## WHAT YOU SHOULD DO
Please give the count of lines holding the string "заявителя" and nothing besides.

/---

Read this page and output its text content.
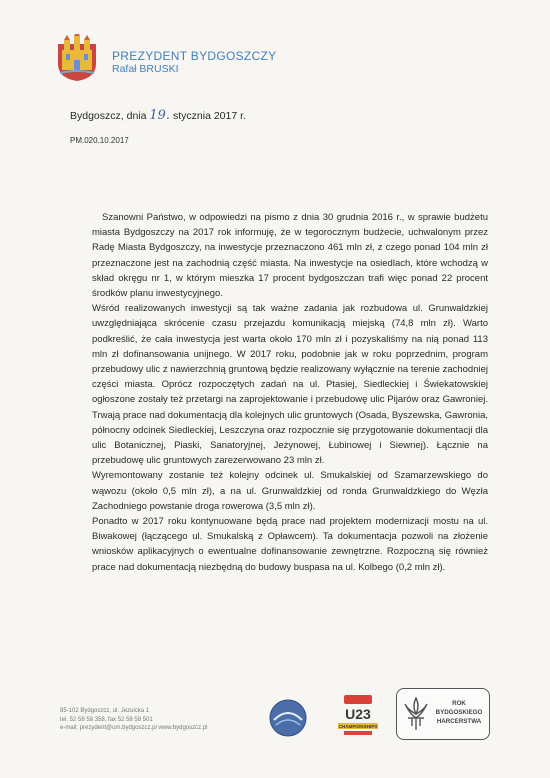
PREZYDENT BYDGOSZCZY
Rafał BRUSKI
Bydgoszcz, dnia 19. stycznia 2017 r.
PM.020.10.2017

Szanowni Państwo, w odpowiedzi na pismo z dnia 30 grudnia 2016 r., w sprawie budżetu miasta Bydgoszczy na 2017 rok informuję, że w tegorocznym budżecie, uchwalonym przez Radę Miasta Bydgoszczy, na inwestycje przeznaczono 461 mln zł, z czego ponad 104 mln zł przeznaczone jest na zachodnią część miasta. Na inwestycje na osiedlach, które wchodzą w skład okręgu nr 1, w którym mieszka 17 procent bydgoszczan trafi więc ponad 22 procent środków planu inwestycyjnego.

Wśród realizowanych inwestycji są tak ważne zadania jak rozbudowa ul. Grunwaldzkiej uwzględniająca skrócenie czasu przejazdu komunikacją miejską (74,8 mln zł). Warto podkreślić, że cała inwestycja jest warta około 170 mln zł i pozyskaliśmy na nią ponad 113 mln zł dofinansowania unijnego. W 2017 roku, podobnie jak w roku poprzednim, program przebudowy ulic z nawierzchnią gruntową będzie realizowany wyłącznie na terenie zachodniej części miasta. Oprócz rozpoczętych zadań na ul. Ptasiej, Siedleckiej i Świekatowskiej ogłoszone zostały też przetargi na zaprojektowanie i przebudowę ulic Pijarów oraz Gawroniej. Trwają prace nad dokumentacją dla kolejnych ulic gruntowych (Osada, Byszewska, Gawronia, północny odcinek Siedleckiej, Leszczyna oraz rozpocznie się przygotowanie dokumentacji dla ulic Botanicznej, Piaski, Sanatoryjnej, Jeżynowej, Łubinowej i Siewnej). Łącznie na przebudowę ulic gruntowych zarezerwowano 23 mln zł.

Wyremontowany zostanie też kolejny odcinek ul. Smukalskiej od Szamarzewskiego do wąwozu (około 0,5 mln zł), a na ul. Grunwaldzkiej od ronda Grunwaldzkiego do Węzła Zachodniego powstanie droga rowerowa (3,5 mln zł).

Ponadto w 2017 roku kontynuowane będą prace nad projektem modernizacji mostu na ul. Biwakowej (łączącego ul. Smukalską z Opławcem). Ta dokumentacja pozwoli na złożenie wniosków aplikacyjnych o ewentualne dofinansowanie zewnętrzne. Rozpoczną się również prace nad dokumentacją niezbędną do budowy buspasa na ul. Kolbego (0,2 mln zł).

85-102 Bydgoszcz, ul. Jezuicka 1
tel. 52 58 58 358, fax 52 58 58 501
e-mail: prezydent@um.bydgoszcz.pl www.bydgoszcz.pl
U23
CHAMPIONSHIPS
ROK
BYDGOSKIEGO
HARCERSTWA
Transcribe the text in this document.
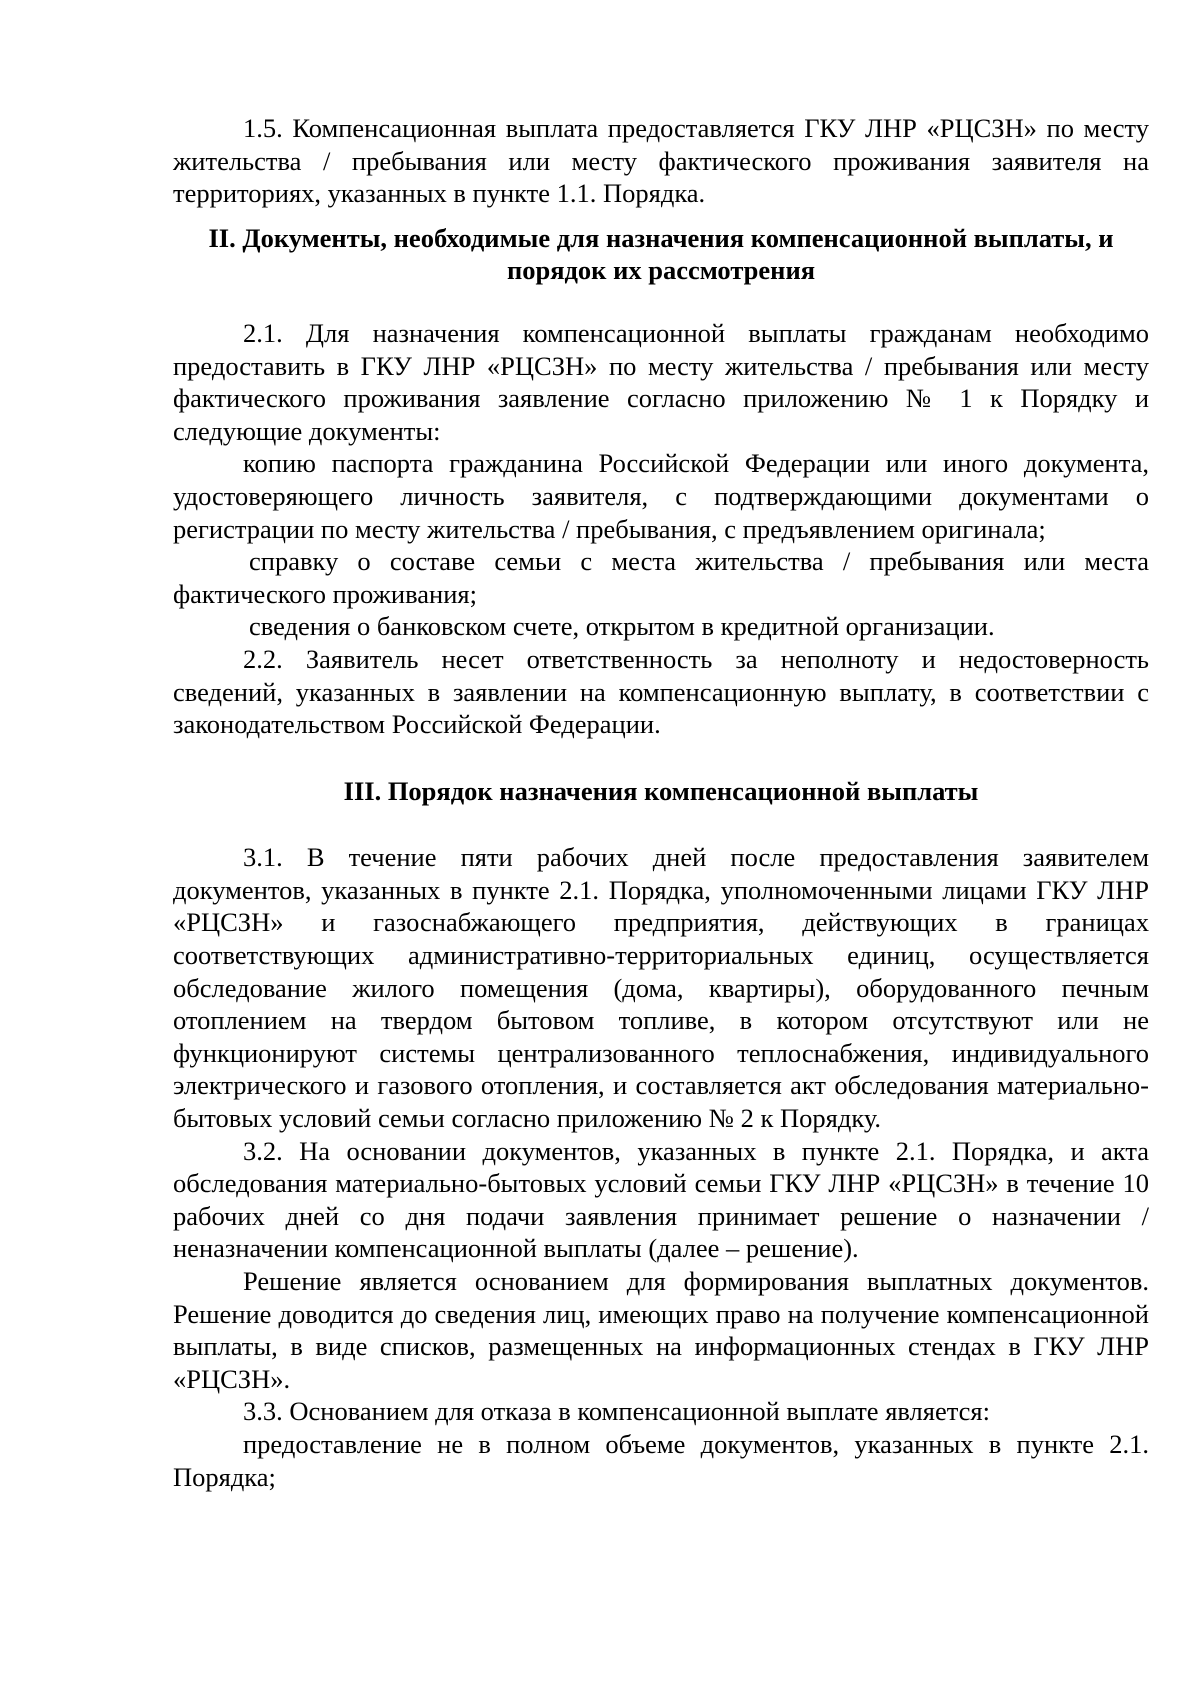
1.5. Компенсационная выплата предоставляется ГКУ ЛНР «РЦСЗН» по месту жительства / пребывания или месту фактического проживания заявителя на территориях, указанных в пункте 1.1. Порядка.

II. Документы, необходимые для назначения компенсационной выплаты, и порядок их рассмотрения

2.1. Для назначения компенсационной выплаты гражданам необходимо предоставить в ГКУ ЛНР «РЦСЗН» по месту жительства / пребывания или месту фактического проживания заявление согласно приложению № 1 к Порядку и следующие документы:

копию паспорта гражданина Российской Федерации или иного документа, удостоверяющего личность заявителя, с подтверждающими документами о регистрации по месту жительства / пребывания, с предъявлением оригинала;

справку о составе семьи с места жительства / пребывания или места фактического проживания;

сведения о банковском счете, открытом в кредитной организации.

2.2. Заявитель несет ответственность за неполноту и недостоверность сведений, указанных в заявлении на компенсационную выплату, в соответствии с законодательством Российской Федерации.

III. Порядок назначения компенсационной выплаты

3.1. В течение пяти рабочих дней после предоставления заявителем документов, указанных в пункте 2.1. Порядка, уполномоченными лицами ГКУ ЛНР «РЦСЗН» и газоснабжающего предприятия, действующих в границах соответствующих административно-территориальных единиц, осуществляется обследование жилого помещения (дома, квартиры), оборудованного печным отоплением на твердом бытовом топливе, в котором отсутствуют или не функционируют системы централизованного теплоснабжения, индивидуального электрического и газового отопления, и составляется акт обследования материально-бытовых условий семьи согласно приложению № 2 к Порядку.

3.2. На основании документов, указанных в пункте 2.1. Порядка, и акта обследования материально-бытовых условий семьи ГКУ ЛНР «РЦСЗН» в течение 10 рабочих дней со дня подачи заявления принимает решение о назначении / неназначении компенсационной выплаты (далее – решение).

Решение является основанием для формирования выплатных документов. Решение доводится до сведения лиц, имеющих право на получение компенсационной выплаты, в виде списков, размещенных на информационных стендах в ГКУ ЛНР «РЦСЗН».

3.3. Основанием для отказа в компенсационной выплате является:

предоставление не в полном объеме документов, указанных в пункте 2.1. Порядка;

\---

## PROBLEM SOLUTION
2